▶ [Provided entries]
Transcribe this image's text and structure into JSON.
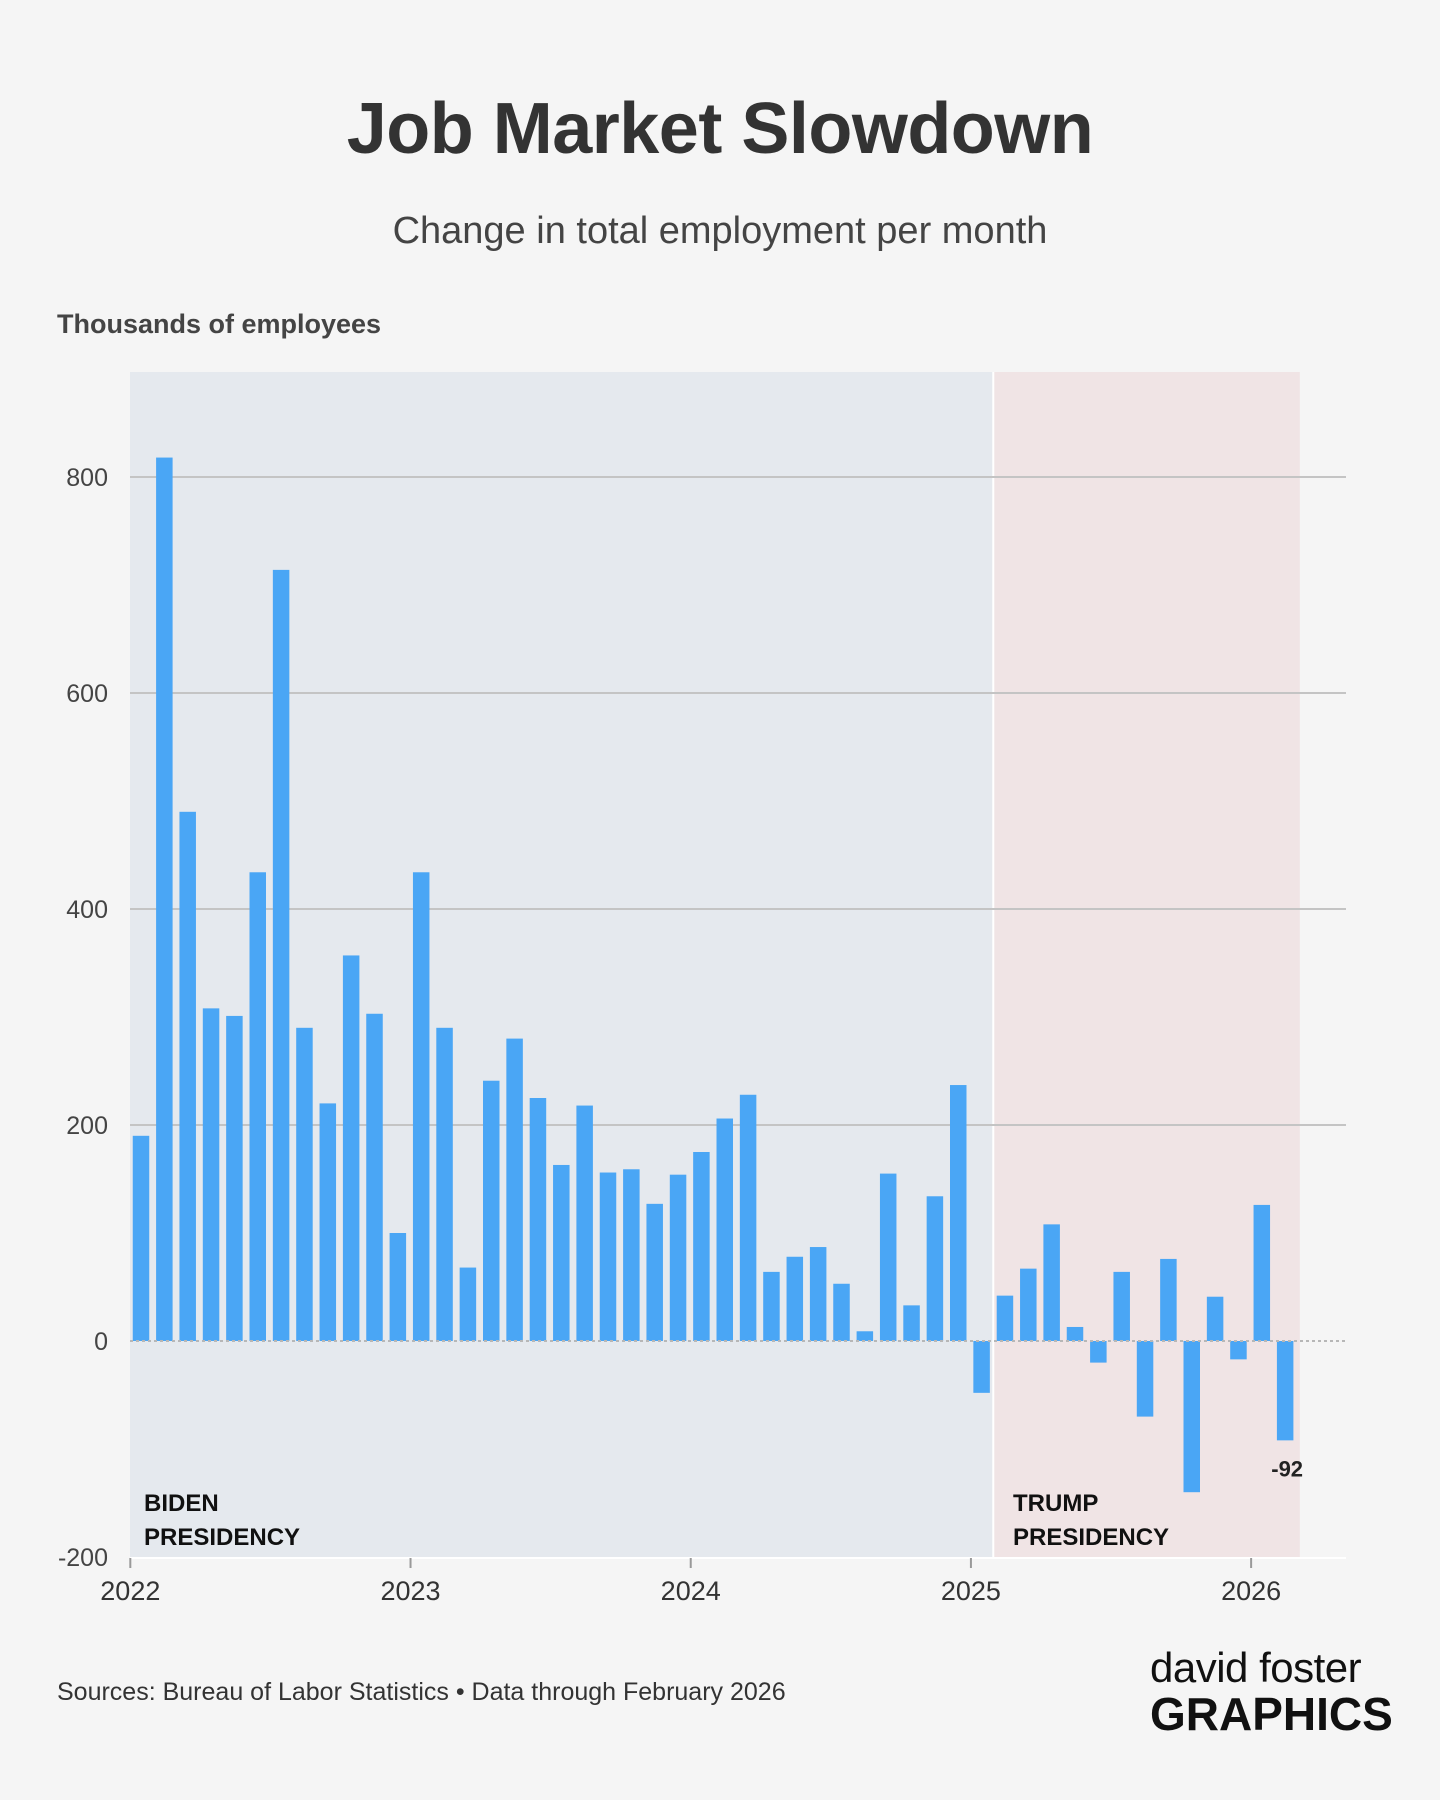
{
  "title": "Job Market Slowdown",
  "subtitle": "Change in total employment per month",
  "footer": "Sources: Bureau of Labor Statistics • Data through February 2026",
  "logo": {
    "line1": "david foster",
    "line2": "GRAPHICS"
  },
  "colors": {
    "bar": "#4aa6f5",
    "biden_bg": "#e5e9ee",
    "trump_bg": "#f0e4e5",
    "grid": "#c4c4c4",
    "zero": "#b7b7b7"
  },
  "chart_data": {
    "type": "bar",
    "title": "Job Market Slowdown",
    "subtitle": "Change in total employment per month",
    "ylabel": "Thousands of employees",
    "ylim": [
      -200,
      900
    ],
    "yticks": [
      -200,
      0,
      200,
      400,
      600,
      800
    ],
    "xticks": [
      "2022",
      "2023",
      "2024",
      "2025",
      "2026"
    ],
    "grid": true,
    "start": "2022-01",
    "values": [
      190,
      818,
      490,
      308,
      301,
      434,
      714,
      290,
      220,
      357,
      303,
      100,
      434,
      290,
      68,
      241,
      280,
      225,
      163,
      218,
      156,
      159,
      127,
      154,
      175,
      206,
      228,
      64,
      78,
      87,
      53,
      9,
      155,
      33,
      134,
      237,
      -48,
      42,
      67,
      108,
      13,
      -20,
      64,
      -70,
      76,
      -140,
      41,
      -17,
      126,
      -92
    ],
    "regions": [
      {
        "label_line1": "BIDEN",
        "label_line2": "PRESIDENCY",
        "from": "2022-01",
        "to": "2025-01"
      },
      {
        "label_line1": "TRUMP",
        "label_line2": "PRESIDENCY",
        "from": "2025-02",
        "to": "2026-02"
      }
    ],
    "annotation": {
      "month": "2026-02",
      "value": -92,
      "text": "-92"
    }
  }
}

▶ [Exercise requirements] All preceding records should be duplicated verbatim, images excepted.

▶ [Result of this exercise]
Transcribe this image's text and structure into JSON.
{
  "title": "Job Market Slowdown",
  "subtitle": "Change in total employment per month",
  "footer": "Sources: Bureau of Labor Statistics • Data through February 2026",
  "logo": {
    "line1": "david foster",
    "line2": "GRAPHICS"
  },
  "colors": {
    "bar": "#4aa6f5",
    "biden_bg": "#e5e9ee",
    "trump_bg": "#f0e4e5",
    "grid": "#c4c4c4",
    "zero": "#b7b7b7"
  },
  "chart_data": {
    "type": "bar",
    "title": "Job Market Slowdown",
    "subtitle": "Change in total employment per month",
    "ylabel": "Thousands of employees",
    "ylim": [
      -200,
      900
    ],
    "yticks": [
      -200,
      0,
      200,
      400,
      600,
      800
    ],
    "xticks": [
      "2022",
      "2023",
      "2024",
      "2025",
      "2026"
    ],
    "grid": true,
    "start": "2022-01",
    "values": [
      190,
      818,
      490,
      308,
      301,
      434,
      714,
      290,
      220,
      357,
      303,
      100,
      434,
      290,
      68,
      241,
      280,
      225,
      163,
      218,
      156,
      159,
      127,
      154,
      175,
      206,
      228,
      64,
      78,
      87,
      53,
      9,
      155,
      33,
      134,
      237,
      -48,
      42,
      67,
      108,
      13,
      -20,
      64,
      -70,
      76,
      -140,
      41,
      -17,
      126,
      -92
    ],
    "regions": [
      {
        "label_line1": "BIDEN",
        "label_line2": "PRESIDENCY",
        "from": "2022-01",
        "to": "2025-01"
      },
      {
        "label_line1": "TRUMP",
        "label_line2": "PRESIDENCY",
        "from": "2025-02",
        "to": "2026-02"
      }
    ],
    "annotation": {
      "month": "2026-02",
      "value": -92,
      "text": "-92"
    }
  }
}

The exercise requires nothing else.